Material to process:
============================================================
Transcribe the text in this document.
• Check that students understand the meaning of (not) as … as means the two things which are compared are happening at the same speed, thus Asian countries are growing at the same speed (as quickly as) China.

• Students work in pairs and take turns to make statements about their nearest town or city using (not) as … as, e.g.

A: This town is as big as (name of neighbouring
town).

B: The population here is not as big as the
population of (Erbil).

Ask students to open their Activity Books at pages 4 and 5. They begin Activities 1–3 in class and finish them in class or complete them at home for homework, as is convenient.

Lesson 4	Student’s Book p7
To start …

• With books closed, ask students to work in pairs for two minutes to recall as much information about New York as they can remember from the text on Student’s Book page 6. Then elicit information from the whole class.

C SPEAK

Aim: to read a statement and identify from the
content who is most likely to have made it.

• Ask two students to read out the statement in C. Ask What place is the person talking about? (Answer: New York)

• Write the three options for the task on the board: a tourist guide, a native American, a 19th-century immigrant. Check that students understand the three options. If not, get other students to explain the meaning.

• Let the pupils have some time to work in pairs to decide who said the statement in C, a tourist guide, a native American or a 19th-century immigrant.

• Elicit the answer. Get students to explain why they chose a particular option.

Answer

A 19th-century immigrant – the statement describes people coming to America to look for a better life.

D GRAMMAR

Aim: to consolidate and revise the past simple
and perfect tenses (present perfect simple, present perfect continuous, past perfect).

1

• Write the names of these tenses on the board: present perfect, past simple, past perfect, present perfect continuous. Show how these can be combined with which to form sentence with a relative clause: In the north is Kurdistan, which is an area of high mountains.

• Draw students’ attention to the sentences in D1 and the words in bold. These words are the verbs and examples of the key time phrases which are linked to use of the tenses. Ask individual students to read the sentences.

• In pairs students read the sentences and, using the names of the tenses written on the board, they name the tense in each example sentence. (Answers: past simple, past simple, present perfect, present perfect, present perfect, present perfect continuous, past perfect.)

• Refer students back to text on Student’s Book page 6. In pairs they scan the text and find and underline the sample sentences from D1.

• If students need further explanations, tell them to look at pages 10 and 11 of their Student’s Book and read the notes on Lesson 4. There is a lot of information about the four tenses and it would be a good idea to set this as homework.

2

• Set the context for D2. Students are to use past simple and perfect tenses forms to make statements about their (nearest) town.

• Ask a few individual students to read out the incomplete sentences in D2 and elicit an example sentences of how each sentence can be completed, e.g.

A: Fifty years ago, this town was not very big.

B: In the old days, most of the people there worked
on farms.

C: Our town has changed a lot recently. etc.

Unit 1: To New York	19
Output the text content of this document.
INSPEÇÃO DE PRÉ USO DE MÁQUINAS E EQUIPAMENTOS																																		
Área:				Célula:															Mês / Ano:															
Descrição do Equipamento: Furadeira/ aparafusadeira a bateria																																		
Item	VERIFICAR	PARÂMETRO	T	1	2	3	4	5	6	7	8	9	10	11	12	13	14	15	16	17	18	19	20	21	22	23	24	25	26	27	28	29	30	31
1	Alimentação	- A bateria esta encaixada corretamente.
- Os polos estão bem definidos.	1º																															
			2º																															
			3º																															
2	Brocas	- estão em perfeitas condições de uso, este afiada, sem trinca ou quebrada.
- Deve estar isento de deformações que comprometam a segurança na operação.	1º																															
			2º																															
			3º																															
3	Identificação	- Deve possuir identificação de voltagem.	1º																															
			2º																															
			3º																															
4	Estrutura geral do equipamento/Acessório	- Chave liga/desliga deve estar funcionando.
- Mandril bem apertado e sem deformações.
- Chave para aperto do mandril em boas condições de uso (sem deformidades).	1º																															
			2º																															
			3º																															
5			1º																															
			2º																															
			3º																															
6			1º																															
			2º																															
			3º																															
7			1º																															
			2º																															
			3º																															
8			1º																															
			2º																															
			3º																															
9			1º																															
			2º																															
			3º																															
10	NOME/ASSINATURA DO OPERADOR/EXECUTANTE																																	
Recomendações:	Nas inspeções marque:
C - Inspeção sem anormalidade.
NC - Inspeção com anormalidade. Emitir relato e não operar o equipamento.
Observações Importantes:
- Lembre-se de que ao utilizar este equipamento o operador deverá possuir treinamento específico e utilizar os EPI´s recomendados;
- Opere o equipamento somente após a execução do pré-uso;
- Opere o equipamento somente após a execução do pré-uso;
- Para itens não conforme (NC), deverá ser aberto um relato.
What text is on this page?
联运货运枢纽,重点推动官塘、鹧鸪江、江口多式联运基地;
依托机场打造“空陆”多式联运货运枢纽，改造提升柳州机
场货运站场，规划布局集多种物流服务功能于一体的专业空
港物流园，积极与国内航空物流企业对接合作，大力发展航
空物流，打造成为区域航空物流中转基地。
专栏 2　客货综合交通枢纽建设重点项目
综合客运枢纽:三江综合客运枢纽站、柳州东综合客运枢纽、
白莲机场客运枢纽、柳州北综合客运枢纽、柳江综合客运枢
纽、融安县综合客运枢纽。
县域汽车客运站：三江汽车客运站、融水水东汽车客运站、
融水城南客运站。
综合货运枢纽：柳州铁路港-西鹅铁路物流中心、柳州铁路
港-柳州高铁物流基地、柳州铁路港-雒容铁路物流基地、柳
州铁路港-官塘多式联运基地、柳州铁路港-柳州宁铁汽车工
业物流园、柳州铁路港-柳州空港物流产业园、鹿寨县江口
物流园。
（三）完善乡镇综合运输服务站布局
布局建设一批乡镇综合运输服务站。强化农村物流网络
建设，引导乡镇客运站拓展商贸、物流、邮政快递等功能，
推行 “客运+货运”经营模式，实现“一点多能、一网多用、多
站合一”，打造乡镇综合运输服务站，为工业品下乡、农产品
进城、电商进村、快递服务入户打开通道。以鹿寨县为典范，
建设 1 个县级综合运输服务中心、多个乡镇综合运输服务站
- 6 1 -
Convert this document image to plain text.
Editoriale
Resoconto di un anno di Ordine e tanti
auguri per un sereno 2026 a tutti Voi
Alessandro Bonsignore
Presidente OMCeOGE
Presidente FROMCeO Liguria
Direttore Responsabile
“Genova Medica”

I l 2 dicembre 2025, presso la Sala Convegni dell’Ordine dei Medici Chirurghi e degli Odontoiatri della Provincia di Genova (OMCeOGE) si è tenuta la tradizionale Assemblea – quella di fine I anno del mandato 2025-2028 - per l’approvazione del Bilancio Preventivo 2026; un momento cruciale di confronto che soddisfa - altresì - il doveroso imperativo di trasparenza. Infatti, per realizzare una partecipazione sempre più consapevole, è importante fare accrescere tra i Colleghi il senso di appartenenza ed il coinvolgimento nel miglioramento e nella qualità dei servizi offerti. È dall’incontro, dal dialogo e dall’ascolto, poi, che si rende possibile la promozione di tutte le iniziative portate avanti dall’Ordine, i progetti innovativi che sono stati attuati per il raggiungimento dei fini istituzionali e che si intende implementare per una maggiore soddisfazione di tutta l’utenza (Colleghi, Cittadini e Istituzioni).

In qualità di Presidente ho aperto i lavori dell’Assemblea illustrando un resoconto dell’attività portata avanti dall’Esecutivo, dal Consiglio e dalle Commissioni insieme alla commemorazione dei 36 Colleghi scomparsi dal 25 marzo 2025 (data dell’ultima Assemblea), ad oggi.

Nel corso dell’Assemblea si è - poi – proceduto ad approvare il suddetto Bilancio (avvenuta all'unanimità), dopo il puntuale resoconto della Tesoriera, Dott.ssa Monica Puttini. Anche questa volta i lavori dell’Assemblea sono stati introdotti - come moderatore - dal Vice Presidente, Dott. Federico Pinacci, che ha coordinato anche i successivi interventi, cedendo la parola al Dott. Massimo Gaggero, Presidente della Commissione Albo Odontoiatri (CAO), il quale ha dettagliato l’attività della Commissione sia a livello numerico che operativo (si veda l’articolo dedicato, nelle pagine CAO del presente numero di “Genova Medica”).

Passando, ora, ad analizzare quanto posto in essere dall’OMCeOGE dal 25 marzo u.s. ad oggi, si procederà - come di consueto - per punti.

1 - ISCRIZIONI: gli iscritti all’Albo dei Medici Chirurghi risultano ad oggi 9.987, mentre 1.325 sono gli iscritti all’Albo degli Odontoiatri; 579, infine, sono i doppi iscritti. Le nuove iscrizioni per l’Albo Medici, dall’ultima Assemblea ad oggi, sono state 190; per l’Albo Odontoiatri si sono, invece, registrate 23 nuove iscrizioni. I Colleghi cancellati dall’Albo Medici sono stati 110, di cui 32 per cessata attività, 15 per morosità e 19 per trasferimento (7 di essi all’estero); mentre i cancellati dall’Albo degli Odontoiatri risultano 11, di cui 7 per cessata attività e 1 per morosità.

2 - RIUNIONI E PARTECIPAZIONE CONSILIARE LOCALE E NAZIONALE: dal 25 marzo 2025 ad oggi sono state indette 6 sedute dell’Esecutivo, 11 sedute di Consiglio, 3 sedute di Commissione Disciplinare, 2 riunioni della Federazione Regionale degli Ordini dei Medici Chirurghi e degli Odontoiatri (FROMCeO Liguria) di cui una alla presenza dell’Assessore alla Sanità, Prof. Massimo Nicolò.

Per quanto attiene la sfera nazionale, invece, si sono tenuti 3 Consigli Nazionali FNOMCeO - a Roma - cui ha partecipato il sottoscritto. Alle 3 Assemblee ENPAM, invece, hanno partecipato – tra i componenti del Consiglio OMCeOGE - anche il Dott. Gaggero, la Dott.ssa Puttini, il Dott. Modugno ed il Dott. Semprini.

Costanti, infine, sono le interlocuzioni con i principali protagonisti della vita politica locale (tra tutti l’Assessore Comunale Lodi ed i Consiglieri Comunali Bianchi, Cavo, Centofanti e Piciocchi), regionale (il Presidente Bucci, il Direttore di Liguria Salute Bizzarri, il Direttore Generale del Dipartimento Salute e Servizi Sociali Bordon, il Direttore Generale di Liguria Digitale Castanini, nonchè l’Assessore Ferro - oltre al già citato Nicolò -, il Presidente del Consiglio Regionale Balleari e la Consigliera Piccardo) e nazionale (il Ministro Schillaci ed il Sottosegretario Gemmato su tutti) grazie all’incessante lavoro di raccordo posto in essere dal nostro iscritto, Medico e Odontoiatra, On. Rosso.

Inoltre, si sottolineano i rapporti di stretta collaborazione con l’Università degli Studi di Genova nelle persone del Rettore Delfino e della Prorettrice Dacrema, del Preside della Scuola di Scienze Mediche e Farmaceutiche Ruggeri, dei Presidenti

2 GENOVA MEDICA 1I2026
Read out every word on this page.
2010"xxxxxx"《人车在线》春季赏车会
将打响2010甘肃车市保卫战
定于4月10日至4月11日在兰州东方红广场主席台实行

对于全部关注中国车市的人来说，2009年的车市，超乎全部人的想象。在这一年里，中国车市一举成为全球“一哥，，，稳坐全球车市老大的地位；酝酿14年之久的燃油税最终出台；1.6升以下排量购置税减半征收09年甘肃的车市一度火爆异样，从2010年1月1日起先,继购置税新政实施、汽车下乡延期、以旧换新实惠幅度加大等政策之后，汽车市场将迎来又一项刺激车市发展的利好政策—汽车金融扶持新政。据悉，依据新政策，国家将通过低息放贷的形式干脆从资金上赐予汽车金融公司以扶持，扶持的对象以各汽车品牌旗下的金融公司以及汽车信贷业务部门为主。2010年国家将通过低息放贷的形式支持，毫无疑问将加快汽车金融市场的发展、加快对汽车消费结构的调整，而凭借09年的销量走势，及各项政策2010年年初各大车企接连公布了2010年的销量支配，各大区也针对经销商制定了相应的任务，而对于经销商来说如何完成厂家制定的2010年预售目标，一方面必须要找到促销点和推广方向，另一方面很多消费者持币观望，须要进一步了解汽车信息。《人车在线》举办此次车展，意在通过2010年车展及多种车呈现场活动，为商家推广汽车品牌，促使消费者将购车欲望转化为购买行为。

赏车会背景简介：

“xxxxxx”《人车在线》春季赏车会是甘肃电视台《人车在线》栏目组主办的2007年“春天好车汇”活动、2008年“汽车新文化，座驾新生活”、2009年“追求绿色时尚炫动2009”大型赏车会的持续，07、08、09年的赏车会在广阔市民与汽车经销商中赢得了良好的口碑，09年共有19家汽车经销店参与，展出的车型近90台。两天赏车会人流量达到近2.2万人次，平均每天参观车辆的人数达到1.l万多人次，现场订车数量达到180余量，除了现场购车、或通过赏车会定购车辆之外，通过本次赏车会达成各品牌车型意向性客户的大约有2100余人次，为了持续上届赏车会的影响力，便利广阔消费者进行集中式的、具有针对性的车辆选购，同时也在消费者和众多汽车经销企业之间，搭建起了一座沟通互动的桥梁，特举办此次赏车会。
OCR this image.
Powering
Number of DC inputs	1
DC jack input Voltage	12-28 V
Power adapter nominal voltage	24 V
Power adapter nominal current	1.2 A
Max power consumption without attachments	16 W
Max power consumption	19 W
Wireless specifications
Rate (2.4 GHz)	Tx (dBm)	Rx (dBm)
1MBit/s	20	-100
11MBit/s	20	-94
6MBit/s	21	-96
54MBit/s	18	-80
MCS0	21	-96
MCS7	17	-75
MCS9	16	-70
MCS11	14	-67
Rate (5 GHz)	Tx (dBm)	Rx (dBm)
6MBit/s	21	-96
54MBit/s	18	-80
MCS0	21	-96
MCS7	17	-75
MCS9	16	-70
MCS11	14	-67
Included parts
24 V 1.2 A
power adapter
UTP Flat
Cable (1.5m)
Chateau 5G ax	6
============================================================
Given exercise:
Across the entries, how many lines hold the word "using"? Say only the number.

The answer:
2